REQUEST: Under this task are some entries; return every one of them exactly.

INFORMATION GIVEN:

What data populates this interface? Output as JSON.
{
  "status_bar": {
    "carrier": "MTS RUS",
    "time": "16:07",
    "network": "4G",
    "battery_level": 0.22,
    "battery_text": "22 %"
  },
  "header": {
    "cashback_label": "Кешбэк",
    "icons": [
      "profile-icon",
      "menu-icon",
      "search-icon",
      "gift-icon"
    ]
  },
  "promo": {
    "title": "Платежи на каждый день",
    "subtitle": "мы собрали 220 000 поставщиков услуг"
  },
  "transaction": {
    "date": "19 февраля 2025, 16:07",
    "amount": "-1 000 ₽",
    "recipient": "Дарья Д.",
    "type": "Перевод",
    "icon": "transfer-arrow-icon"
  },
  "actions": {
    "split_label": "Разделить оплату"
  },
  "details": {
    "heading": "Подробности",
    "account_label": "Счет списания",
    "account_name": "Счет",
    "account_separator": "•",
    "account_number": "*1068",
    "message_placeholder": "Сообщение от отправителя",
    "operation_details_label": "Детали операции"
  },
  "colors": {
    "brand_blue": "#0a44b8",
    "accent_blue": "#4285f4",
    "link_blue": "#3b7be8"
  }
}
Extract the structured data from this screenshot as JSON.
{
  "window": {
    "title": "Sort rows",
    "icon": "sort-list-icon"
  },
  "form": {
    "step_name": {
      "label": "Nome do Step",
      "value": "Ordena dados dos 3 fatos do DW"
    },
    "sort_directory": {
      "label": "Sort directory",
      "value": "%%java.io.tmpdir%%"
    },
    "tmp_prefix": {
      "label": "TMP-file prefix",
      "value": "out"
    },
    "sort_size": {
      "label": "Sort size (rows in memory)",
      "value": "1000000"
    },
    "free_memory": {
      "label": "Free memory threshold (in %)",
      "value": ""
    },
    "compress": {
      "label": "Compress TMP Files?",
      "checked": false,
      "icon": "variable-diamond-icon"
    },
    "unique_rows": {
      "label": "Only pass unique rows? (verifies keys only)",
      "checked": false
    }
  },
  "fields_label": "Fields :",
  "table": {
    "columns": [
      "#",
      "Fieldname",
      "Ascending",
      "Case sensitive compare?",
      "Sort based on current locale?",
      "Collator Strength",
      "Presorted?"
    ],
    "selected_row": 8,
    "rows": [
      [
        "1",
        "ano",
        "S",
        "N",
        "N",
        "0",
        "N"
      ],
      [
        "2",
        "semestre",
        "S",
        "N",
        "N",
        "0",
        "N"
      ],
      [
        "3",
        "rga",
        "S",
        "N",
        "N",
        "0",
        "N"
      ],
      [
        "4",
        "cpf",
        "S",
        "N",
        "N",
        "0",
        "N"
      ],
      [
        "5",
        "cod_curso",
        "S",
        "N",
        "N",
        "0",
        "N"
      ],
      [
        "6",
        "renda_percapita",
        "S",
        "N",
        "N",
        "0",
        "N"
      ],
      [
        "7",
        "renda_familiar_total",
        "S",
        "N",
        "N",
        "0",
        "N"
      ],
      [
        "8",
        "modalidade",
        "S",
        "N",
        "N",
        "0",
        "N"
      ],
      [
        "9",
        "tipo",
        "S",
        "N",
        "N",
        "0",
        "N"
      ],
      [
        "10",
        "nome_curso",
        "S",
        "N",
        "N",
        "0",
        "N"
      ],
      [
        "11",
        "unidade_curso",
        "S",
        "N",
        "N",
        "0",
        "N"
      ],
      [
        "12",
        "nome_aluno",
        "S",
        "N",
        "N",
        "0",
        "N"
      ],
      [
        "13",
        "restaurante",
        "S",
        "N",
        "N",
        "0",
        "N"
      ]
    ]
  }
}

WRITTEN ANSWER:
What data populates this interface? Output as JSON.
{
  "status_bar": {
    "carrier": "MTS RUS",
    "time": "16:07",
    "network": "4G",
    "battery_level": 0.22,
    "battery_text": "22 %"
  },
  "header": {
    "cashback_label": "Кешбэк",
    "icons": [
      "profile-icon",
      "menu-icon",
      "search-icon",
      "gift-icon"
    ]
  },
  "promo": {
    "title": "Платежи на каждый день",
    "subtitle": "мы собрали 220 000 поставщиков услуг"
  },
  "transaction": {
    "date": "19 февраля 2025, 16:07",
    "amount": "-1 000 ₽",
    "recipient": "Дарья Д.",
    "type": "Перевод",
    "icon": "transfer-arrow-icon"
  },
  "actions": {
    "split_label": "Разделить оплату"
  },
  "details": {
    "heading": "Подробности",
    "account_label": "Счет списания",
    "account_name": "Счет",
    "account_separator": "•",
    "account_number": "*1068",
    "message_placeholder": "Сообщение от отправителя",
    "operation_details_label": "Детали операции"
  },
  "colors": {
    "brand_blue": "#0a44b8",
    "accent_blue": "#4285f4",
    "link_blue": "#3b7be8"
  }
}
Extract the structured data from this screenshot as JSON.
{
  "window": {
    "title": "Sort rows",
    "icon": "sort-list-icon"
  },
  "form": {
    "step_name": {
      "label": "Nome do Step",
      "value": "Ordena dados dos 3 fatos do DW"
    },
    "sort_directory": {
      "label": "Sort directory",
      "value": "%%java.io.tmpdir%%"
    },
    "tmp_prefix": {
      "label": "TMP-file prefix",
      "value": "out"
    },
    "sort_size": {
      "label": "Sort size (rows in memory)",
      "value": "1000000"
    },
    "free_memory": {
      "label": "Free memory threshold (in %)",
      "value": ""
    },
    "compress": {
      "label": "Compress TMP Files?",
      "checked": false,
      "icon": "variable-diamond-icon"
    },
    "unique_rows": {
      "label": "Only pass unique rows? (verifies keys only)",
      "checked": false
    }
  },
  "fields_label": "Fields :",
  "table": {
    "columns": [
      "#",
      "Fieldname",
      "Ascending",
      "Case sensitive compare?",
      "Sort based on current locale?",
      "Collator Strength",
      "Presorted?"
    ],
    "selected_row": 8,
    "rows": [
      [
        "1",
        "ano",
        "S",
        "N",
        "N",
        "0",
        "N"
      ],
      [
        "2",
        "semestre",
        "S",
        "N",
        "N",
        "0",
        "N"
      ],
      [
        "3",
        "rga",
        "S",
        "N",
        "N",
        "0",
        "N"
      ],
      [
        "4",
        "cpf",
        "S",
        "N",
        "N",
        "0",
        "N"
      ],
      [
        "5",
        "cod_curso",
        "S",
        "N",
        "N",
        "0",
        "N"
      ],
      [
        "6",
        "renda_percapita",
        "S",
        "N",
        "N",
        "0",
        "N"
      ],
      [
        "7",
        "renda_familiar_total",
        "S",
        "N",
        "N",
        "0",
        "N"
      ],
      [
        "8",
        "modalidade",
        "S",
        "N",
        "N",
        "0",
        "N"
      ],
      [
        "9",
        "tipo",
        "S",
        "N",
        "N",
        "0",
        "N"
      ],
      [
        "10",
        "nome_curso",
        "S",
        "N",
        "N",
        "0",
        "N"
      ],
      [
        "11",
        "unidade_curso",
        "S",
        "N",
        "N",
        "0",
        "N"
      ],
      [
        "12",
        "nome_aluno",
        "S",
        "N",
        "N",
        "0",
        "N"
      ],
      [
        "13",
        "restaurante",
        "S",
        "N",
        "N",
        "0",
        "N"
      ]
    ]
  }
}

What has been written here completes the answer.